• **Task description**: Pick out every line with the word "determining" and copy it.
## Begin Records
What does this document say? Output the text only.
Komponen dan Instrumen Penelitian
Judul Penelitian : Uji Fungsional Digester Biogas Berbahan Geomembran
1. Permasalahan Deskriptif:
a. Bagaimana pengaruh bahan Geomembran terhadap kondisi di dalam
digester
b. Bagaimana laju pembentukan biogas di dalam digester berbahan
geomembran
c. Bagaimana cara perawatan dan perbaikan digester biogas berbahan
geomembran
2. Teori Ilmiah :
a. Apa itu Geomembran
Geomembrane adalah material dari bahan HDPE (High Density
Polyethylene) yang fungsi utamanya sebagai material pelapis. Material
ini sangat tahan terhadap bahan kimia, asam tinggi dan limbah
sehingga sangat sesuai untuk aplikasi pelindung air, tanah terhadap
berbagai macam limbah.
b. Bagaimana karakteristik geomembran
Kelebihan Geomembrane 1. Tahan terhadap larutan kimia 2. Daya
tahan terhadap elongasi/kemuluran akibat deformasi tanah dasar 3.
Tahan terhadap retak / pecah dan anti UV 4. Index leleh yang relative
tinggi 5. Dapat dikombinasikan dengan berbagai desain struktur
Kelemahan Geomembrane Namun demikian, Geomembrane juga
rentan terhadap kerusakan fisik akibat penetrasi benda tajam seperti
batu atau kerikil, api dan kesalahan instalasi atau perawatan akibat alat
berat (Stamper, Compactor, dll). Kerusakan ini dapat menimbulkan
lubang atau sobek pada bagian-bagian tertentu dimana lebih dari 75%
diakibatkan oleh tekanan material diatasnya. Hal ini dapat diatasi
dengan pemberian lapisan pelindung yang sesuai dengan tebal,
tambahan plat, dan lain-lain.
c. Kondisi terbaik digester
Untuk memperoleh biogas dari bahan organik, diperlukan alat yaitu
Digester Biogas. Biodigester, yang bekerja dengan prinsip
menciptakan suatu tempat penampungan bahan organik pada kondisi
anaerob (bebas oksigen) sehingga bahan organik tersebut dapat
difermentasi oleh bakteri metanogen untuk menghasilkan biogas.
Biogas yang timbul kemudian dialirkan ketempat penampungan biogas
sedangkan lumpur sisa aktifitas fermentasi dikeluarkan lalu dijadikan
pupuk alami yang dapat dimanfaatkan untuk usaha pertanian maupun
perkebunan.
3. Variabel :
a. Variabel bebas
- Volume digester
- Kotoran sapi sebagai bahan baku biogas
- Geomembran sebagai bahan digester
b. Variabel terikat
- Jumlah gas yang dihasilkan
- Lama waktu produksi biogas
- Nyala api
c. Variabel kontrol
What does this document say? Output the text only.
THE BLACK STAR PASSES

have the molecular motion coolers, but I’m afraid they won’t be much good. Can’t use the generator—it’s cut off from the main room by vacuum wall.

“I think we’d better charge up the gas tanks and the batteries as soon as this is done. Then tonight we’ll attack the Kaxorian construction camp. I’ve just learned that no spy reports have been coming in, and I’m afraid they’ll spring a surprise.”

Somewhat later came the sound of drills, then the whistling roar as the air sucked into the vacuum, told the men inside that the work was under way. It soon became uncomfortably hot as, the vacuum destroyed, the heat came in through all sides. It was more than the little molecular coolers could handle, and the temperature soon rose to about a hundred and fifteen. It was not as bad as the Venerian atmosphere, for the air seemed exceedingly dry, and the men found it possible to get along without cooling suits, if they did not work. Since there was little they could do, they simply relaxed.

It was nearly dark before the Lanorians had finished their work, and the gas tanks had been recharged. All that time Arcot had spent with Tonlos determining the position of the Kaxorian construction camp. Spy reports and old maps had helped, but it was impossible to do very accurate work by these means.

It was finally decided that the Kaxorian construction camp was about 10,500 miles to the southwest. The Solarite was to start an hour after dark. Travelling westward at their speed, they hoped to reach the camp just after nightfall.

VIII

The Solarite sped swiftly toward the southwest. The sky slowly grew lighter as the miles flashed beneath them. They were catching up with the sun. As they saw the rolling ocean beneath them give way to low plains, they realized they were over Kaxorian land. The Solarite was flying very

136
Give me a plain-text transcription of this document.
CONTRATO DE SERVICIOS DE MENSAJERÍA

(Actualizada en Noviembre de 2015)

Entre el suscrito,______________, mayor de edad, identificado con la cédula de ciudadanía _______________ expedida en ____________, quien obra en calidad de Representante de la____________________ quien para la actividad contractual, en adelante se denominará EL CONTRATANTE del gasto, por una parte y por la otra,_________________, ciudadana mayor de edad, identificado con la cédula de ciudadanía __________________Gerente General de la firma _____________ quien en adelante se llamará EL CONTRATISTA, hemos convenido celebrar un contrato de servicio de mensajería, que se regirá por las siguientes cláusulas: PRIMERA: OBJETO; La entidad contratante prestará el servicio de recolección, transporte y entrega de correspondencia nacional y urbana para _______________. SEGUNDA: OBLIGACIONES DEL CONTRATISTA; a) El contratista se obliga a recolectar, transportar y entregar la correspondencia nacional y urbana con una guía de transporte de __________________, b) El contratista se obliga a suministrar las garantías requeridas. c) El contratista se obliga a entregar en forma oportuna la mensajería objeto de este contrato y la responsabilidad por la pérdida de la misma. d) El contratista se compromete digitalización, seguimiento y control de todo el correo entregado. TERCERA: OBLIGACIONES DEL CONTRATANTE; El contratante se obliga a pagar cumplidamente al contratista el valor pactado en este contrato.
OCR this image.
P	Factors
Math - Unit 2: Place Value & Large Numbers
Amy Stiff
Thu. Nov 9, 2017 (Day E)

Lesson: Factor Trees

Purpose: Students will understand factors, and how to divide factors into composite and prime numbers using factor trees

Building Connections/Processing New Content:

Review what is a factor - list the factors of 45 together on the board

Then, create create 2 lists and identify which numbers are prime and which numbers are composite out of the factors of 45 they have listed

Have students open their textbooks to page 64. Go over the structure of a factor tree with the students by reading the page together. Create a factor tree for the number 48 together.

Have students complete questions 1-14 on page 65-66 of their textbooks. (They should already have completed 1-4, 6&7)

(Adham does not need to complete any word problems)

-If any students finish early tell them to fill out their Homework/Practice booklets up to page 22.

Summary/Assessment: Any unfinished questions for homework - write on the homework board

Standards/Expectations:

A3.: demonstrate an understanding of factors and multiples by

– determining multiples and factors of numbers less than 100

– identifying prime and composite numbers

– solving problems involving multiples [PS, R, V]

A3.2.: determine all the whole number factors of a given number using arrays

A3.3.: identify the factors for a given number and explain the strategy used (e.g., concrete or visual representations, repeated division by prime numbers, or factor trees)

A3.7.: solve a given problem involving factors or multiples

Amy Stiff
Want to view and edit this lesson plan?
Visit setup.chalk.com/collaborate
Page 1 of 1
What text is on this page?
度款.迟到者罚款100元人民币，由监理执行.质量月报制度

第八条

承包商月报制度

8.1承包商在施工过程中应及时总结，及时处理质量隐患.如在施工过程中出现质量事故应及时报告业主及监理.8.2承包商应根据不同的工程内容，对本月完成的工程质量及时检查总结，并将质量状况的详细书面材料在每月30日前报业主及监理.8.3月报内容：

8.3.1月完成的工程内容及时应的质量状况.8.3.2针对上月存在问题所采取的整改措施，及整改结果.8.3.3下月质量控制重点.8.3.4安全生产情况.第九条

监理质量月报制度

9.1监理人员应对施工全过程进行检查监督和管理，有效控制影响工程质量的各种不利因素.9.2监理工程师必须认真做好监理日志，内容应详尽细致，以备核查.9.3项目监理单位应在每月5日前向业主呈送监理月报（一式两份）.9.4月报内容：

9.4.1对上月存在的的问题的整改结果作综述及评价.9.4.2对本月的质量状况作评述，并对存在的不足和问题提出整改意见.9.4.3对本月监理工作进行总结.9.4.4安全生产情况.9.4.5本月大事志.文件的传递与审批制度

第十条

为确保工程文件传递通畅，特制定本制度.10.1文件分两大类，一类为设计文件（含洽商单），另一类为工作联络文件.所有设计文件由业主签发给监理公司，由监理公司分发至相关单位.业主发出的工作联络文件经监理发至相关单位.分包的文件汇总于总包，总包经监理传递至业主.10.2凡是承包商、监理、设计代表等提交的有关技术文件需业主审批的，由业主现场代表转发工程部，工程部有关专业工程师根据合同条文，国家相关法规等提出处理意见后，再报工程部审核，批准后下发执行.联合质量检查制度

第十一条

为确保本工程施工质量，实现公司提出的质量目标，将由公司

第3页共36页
## End Records
• **Result below**:
It was nearly dark before the Lanorians had finished their work, and the gas tanks had been recharged. All that time Arcot had spent with Tonlos determining the position of the Kaxorian construction camp. Spy reports and old maps had helped, but it was impossible to do very accurate work by these means.
– determining multiples and factors of numbers less than 100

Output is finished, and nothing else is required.